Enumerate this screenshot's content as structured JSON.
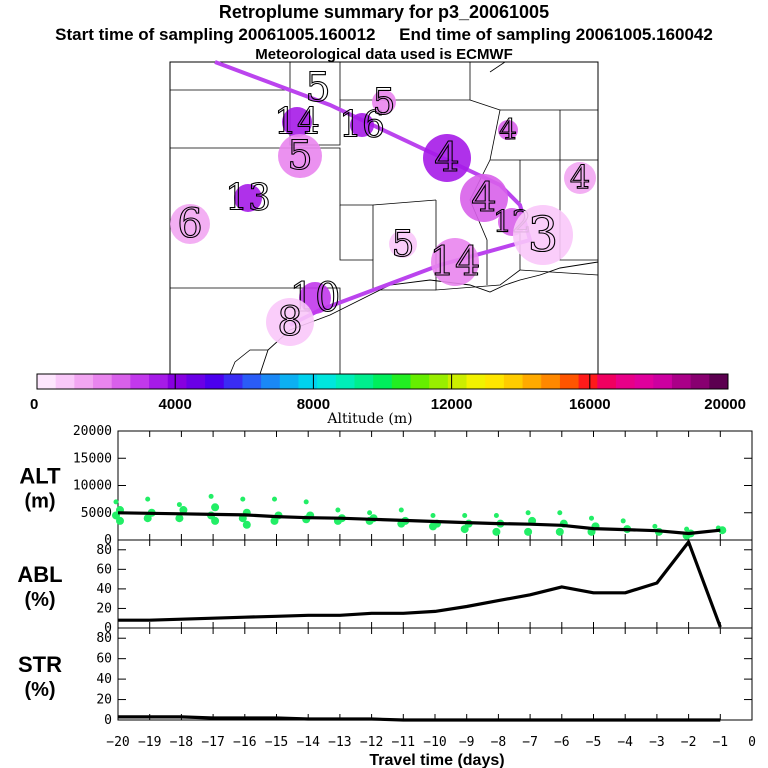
{
  "header": {
    "title": "Retroplume summary for p3_20061005",
    "start_label": "Start time of sampling 20061005.160012",
    "end_label": "End time of sampling 20061005.160042",
    "met_label": "Meteorological data used is ECMWF"
  },
  "colorbar": {
    "label": "Altitude (m)",
    "ticks": [
      0,
      4000,
      8000,
      12000,
      16000,
      20000
    ],
    "tick_labels": [
      "0",
      "4000",
      "8000",
      "12000",
      "16000",
      "20000"
    ],
    "colors": [
      "#fde6fd",
      "#f9c8f9",
      "#f2a6f2",
      "#e985ee",
      "#d860ea",
      "#c238ec",
      "#a61be8",
      "#8700e0",
      "#6a00e6",
      "#4b00ee",
      "#3a2cf4",
      "#2a5cf7",
      "#1a88f6",
      "#0cb0f2",
      "#00d2ee",
      "#00e6dd",
      "#00eeb8",
      "#00ee8e",
      "#00ee5c",
      "#22ee22",
      "#66ee00",
      "#99ee00",
      "#ccee00",
      "#f2f200",
      "#ffe600",
      "#ffcc00",
      "#ffaa00",
      "#ff8800",
      "#ff5500",
      "#ff1a1a",
      "#f00060",
      "#e80088",
      "#e0009c",
      "#cc00a0",
      "#aa0088",
      "#880070",
      "#5c0050"
    ]
  },
  "map": {
    "markers": [
      {
        "label": "5"
      },
      {
        "label": "14"
      },
      {
        "label": "16"
      },
      {
        "label": "5"
      },
      {
        "label": "5"
      },
      {
        "label": "4"
      },
      {
        "label": "4"
      },
      {
        "label": "4"
      },
      {
        "label": "4"
      },
      {
        "label": "13"
      },
      {
        "label": "6"
      },
      {
        "label": "5"
      },
      {
        "label": "14"
      },
      {
        "label": "12"
      },
      {
        "label": "3"
      },
      {
        "label": "10"
      },
      {
        "label": "8"
      }
    ]
  },
  "chart_data": [
    {
      "type": "line",
      "title": "ALT (m)",
      "ylabel": "ALT\n(m)",
      "yticks": [
        0,
        5000,
        10000,
        15000,
        20000
      ],
      "ylim": [
        0,
        20000
      ],
      "xlim": [
        -20,
        0
      ],
      "series": [
        {
          "name": "median altitude",
          "x": [
            -20,
            -19,
            -18,
            -17,
            -16,
            -15,
            -14,
            -13,
            -12,
            -11,
            -10,
            -9,
            -8,
            -7,
            -6,
            -5,
            -4,
            -3,
            -2,
            -1
          ],
          "values": [
            5000,
            4900,
            4800,
            4700,
            4600,
            4300,
            4100,
            4000,
            3800,
            3600,
            3400,
            3200,
            3000,
            2900,
            2700,
            2100,
            1900,
            1700,
            1200,
            1800
          ]
        }
      ],
      "scatter": [
        {
          "x": -20,
          "values": [
            7000,
            5500,
            4500,
            3500
          ]
        },
        {
          "x": -19,
          "values": [
            7500,
            5000,
            4000
          ]
        },
        {
          "x": -18,
          "values": [
            6500,
            5500,
            4000
          ]
        },
        {
          "x": -17,
          "values": [
            8000,
            6000,
            4500,
            3500
          ]
        },
        {
          "x": -16,
          "values": [
            7500,
            5000,
            4000,
            2800
          ]
        },
        {
          "x": -15,
          "values": [
            7500,
            4500,
            3500
          ]
        },
        {
          "x": -14,
          "values": [
            7000,
            4500,
            3800
          ]
        },
        {
          "x": -13,
          "values": [
            5500,
            4000,
            3500
          ]
        },
        {
          "x": -12,
          "values": [
            5000,
            4000,
            3500
          ]
        },
        {
          "x": -11,
          "values": [
            5500,
            3500,
            3000
          ]
        },
        {
          "x": -10,
          "values": [
            4500,
            3000,
            2500
          ]
        },
        {
          "x": -9,
          "values": [
            4500,
            3000,
            2000
          ]
        },
        {
          "x": -8,
          "values": [
            4500,
            3000,
            1500
          ]
        },
        {
          "x": -7,
          "values": [
            5000,
            3500,
            1500
          ]
        },
        {
          "x": -6,
          "values": [
            5000,
            3000,
            1500
          ]
        },
        {
          "x": -5,
          "values": [
            4000,
            2500,
            1500
          ]
        },
        {
          "x": -4,
          "values": [
            3500,
            2000
          ]
        },
        {
          "x": -3,
          "values": [
            2500,
            1500
          ]
        },
        {
          "x": -2,
          "values": [
            2000,
            1200,
            800
          ]
        },
        {
          "x": -1,
          "values": [
            2200,
            1800
          ]
        }
      ]
    },
    {
      "type": "line",
      "title": "ABL (%)",
      "ylabel": "ABL\n(%)",
      "yticks": [
        0,
        20,
        40,
        60,
        80
      ],
      "ylim": [
        0,
        90
      ],
      "xlim": [
        -20,
        0
      ],
      "series": [
        {
          "name": "ABL",
          "x": [
            -20,
            -19,
            -18,
            -17,
            -16,
            -15,
            -14,
            -13,
            -12,
            -11,
            -10,
            -9,
            -8,
            -7,
            -6,
            -5,
            -4,
            -3,
            -2,
            -1
          ],
          "values": [
            8,
            8,
            9,
            10,
            11,
            12,
            13,
            13,
            15,
            15,
            17,
            22,
            28,
            34,
            42,
            36,
            36,
            46,
            88,
            1
          ]
        }
      ]
    },
    {
      "type": "line",
      "title": "STR (%)",
      "ylabel": "STR\n(%)",
      "yticks": [
        0,
        20,
        40,
        60,
        80
      ],
      "ylim": [
        0,
        90
      ],
      "xlim": [
        -20,
        0
      ],
      "series": [
        {
          "name": "STR",
          "x": [
            -20,
            -19,
            -18,
            -17,
            -16,
            -15,
            -14,
            -13,
            -12,
            -11,
            -10,
            -9,
            -8,
            -7,
            -6,
            -5,
            -4,
            -3,
            -2,
            -1
          ],
          "values": [
            3,
            3,
            3,
            2,
            2,
            2,
            1,
            1,
            1,
            0,
            0,
            0,
            0,
            0,
            0,
            0,
            0,
            0,
            0,
            0
          ]
        }
      ]
    }
  ],
  "xaxis": {
    "label": "Travel time (days)",
    "ticks": [
      -20,
      -19,
      -18,
      -17,
      -16,
      -15,
      -14,
      -13,
      -12,
      -11,
      -10,
      -9,
      -8,
      -7,
      -6,
      -5,
      -4,
      -3,
      -2,
      -1,
      0
    ],
    "tick_labels": [
      "−20",
      "−19",
      "−18",
      "−17",
      "−16",
      "−15",
      "−14",
      "−13",
      "−12",
      "−11",
      "−10",
      "−9",
      "−8",
      "−7",
      "−6",
      "−5",
      "−4",
      "−3",
      "−2",
      "−1",
      "0"
    ]
  },
  "panel_labels": {
    "alt": [
      "ALT",
      "(m)"
    ],
    "abl": [
      "ABL",
      "(%)"
    ],
    "str": [
      "STR",
      "(%)"
    ]
  },
  "colors": {
    "scatter": "#22ee66",
    "line": "#000000",
    "path": "#bb44ee"
  }
}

■ ■ ■ ■ ■ ■ ■

§ Short problem
Could you reproduce every record above exactly, leaving out the pictures?

§ Written reply
Enumerate this screenshot's content as structured JSON.
{
  "header": {
    "title": "Retroplume summary for p3_20061005",
    "start_label": "Start time of sampling 20061005.160012",
    "end_label": "End time of sampling 20061005.160042",
    "met_label": "Meteorological data used is ECMWF"
  },
  "colorbar": {
    "label": "Altitude (m)",
    "ticks": [
      0,
      4000,
      8000,
      12000,
      16000,
      20000
    ],
    "tick_labels": [
      "0",
      "4000",
      "8000",
      "12000",
      "16000",
      "20000"
    ],
    "colors": [
      "#fde6fd",
      "#f9c8f9",
      "#f2a6f2",
      "#e985ee",
      "#d860ea",
      "#c238ec",
      "#a61be8",
      "#8700e0",
      "#6a00e6",
      "#4b00ee",
      "#3a2cf4",
      "#2a5cf7",
      "#1a88f6",
      "#0cb0f2",
      "#00d2ee",
      "#00e6dd",
      "#00eeb8",
      "#00ee8e",
      "#00ee5c",
      "#22ee22",
      "#66ee00",
      "#99ee00",
      "#ccee00",
      "#f2f200",
      "#ffe600",
      "#ffcc00",
      "#ffaa00",
      "#ff8800",
      "#ff5500",
      "#ff1a1a",
      "#f00060",
      "#e80088",
      "#e0009c",
      "#cc00a0",
      "#aa0088",
      "#880070",
      "#5c0050"
    ]
  },
  "map": {
    "markers": [
      {
        "label": "5"
      },
      {
        "label": "14"
      },
      {
        "label": "16"
      },
      {
        "label": "5"
      },
      {
        "label": "5"
      },
      {
        "label": "4"
      },
      {
        "label": "4"
      },
      {
        "label": "4"
      },
      {
        "label": "4"
      },
      {
        "label": "13"
      },
      {
        "label": "6"
      },
      {
        "label": "5"
      },
      {
        "label": "14"
      },
      {
        "label": "12"
      },
      {
        "label": "3"
      },
      {
        "label": "10"
      },
      {
        "label": "8"
      }
    ]
  },
  "chart_data": [
    {
      "type": "line",
      "title": "ALT (m)",
      "ylabel": "ALT\n(m)",
      "yticks": [
        0,
        5000,
        10000,
        15000,
        20000
      ],
      "ylim": [
        0,
        20000
      ],
      "xlim": [
        -20,
        0
      ],
      "series": [
        {
          "name": "median altitude",
          "x": [
            -20,
            -19,
            -18,
            -17,
            -16,
            -15,
            -14,
            -13,
            -12,
            -11,
            -10,
            -9,
            -8,
            -7,
            -6,
            -5,
            -4,
            -3,
            -2,
            -1
          ],
          "values": [
            5000,
            4900,
            4800,
            4700,
            4600,
            4300,
            4100,
            4000,
            3800,
            3600,
            3400,
            3200,
            3000,
            2900,
            2700,
            2100,
            1900,
            1700,
            1200,
            1800
          ]
        }
      ],
      "scatter": [
        {
          "x": -20,
          "values": [
            7000,
            5500,
            4500,
            3500
          ]
        },
        {
          "x": -19,
          "values": [
            7500,
            5000,
            4000
          ]
        },
        {
          "x": -18,
          "values": [
            6500,
            5500,
            4000
          ]
        },
        {
          "x": -17,
          "values": [
            8000,
            6000,
            4500,
            3500
          ]
        },
        {
          "x": -16,
          "values": [
            7500,
            5000,
            4000,
            2800
          ]
        },
        {
          "x": -15,
          "values": [
            7500,
            4500,
            3500
          ]
        },
        {
          "x": -14,
          "values": [
            7000,
            4500,
            3800
          ]
        },
        {
          "x": -13,
          "values": [
            5500,
            4000,
            3500
          ]
        },
        {
          "x": -12,
          "values": [
            5000,
            4000,
            3500
          ]
        },
        {
          "x": -11,
          "values": [
            5500,
            3500,
            3000
          ]
        },
        {
          "x": -10,
          "values": [
            4500,
            3000,
            2500
          ]
        },
        {
          "x": -9,
          "values": [
            4500,
            3000,
            2000
          ]
        },
        {
          "x": -8,
          "values": [
            4500,
            3000,
            1500
          ]
        },
        {
          "x": -7,
          "values": [
            5000,
            3500,
            1500
          ]
        },
        {
          "x": -6,
          "values": [
            5000,
            3000,
            1500
          ]
        },
        {
          "x": -5,
          "values": [
            4000,
            2500,
            1500
          ]
        },
        {
          "x": -4,
          "values": [
            3500,
            2000
          ]
        },
        {
          "x": -3,
          "values": [
            2500,
            1500
          ]
        },
        {
          "x": -2,
          "values": [
            2000,
            1200,
            800
          ]
        },
        {
          "x": -1,
          "values": [
            2200,
            1800
          ]
        }
      ]
    },
    {
      "type": "line",
      "title": "ABL (%)",
      "ylabel": "ABL\n(%)",
      "yticks": [
        0,
        20,
        40,
        60,
        80
      ],
      "ylim": [
        0,
        90
      ],
      "xlim": [
        -20,
        0
      ],
      "series": [
        {
          "name": "ABL",
          "x": [
            -20,
            -19,
            -18,
            -17,
            -16,
            -15,
            -14,
            -13,
            -12,
            -11,
            -10,
            -9,
            -8,
            -7,
            -6,
            -5,
            -4,
            -3,
            -2,
            -1
          ],
          "values": [
            8,
            8,
            9,
            10,
            11,
            12,
            13,
            13,
            15,
            15,
            17,
            22,
            28,
            34,
            42,
            36,
            36,
            46,
            88,
            1
          ]
        }
      ]
    },
    {
      "type": "line",
      "title": "STR (%)",
      "ylabel": "STR\n(%)",
      "yticks": [
        0,
        20,
        40,
        60,
        80
      ],
      "ylim": [
        0,
        90
      ],
      "xlim": [
        -20,
        0
      ],
      "series": [
        {
          "name": "STR",
          "x": [
            -20,
            -19,
            -18,
            -17,
            -16,
            -15,
            -14,
            -13,
            -12,
            -11,
            -10,
            -9,
            -8,
            -7,
            -6,
            -5,
            -4,
            -3,
            -2,
            -1
          ],
          "values": [
            3,
            3,
            3,
            2,
            2,
            2,
            1,
            1,
            1,
            0,
            0,
            0,
            0,
            0,
            0,
            0,
            0,
            0,
            0,
            0
          ]
        }
      ]
    }
  ],
  "xaxis": {
    "label": "Travel time (days)",
    "ticks": [
      -20,
      -19,
      -18,
      -17,
      -16,
      -15,
      -14,
      -13,
      -12,
      -11,
      -10,
      -9,
      -8,
      -7,
      -6,
      -5,
      -4,
      -3,
      -2,
      -1,
      0
    ],
    "tick_labels": [
      "−20",
      "−19",
      "−18",
      "−17",
      "−16",
      "−15",
      "−14",
      "−13",
      "−12",
      "−11",
      "−10",
      "−9",
      "−8",
      "−7",
      "−6",
      "−5",
      "−4",
      "−3",
      "−2",
      "−1",
      "0"
    ]
  },
  "panel_labels": {
    "alt": [
      "ALT",
      "(m)"
    ],
    "abl": [
      "ABL",
      "(%)"
    ],
    "str": [
      "STR",
      "(%)"
    ]
  },
  "colors": {
    "scatter": "#22ee66",
    "line": "#000000",
    "path": "#bb44ee"
  }
}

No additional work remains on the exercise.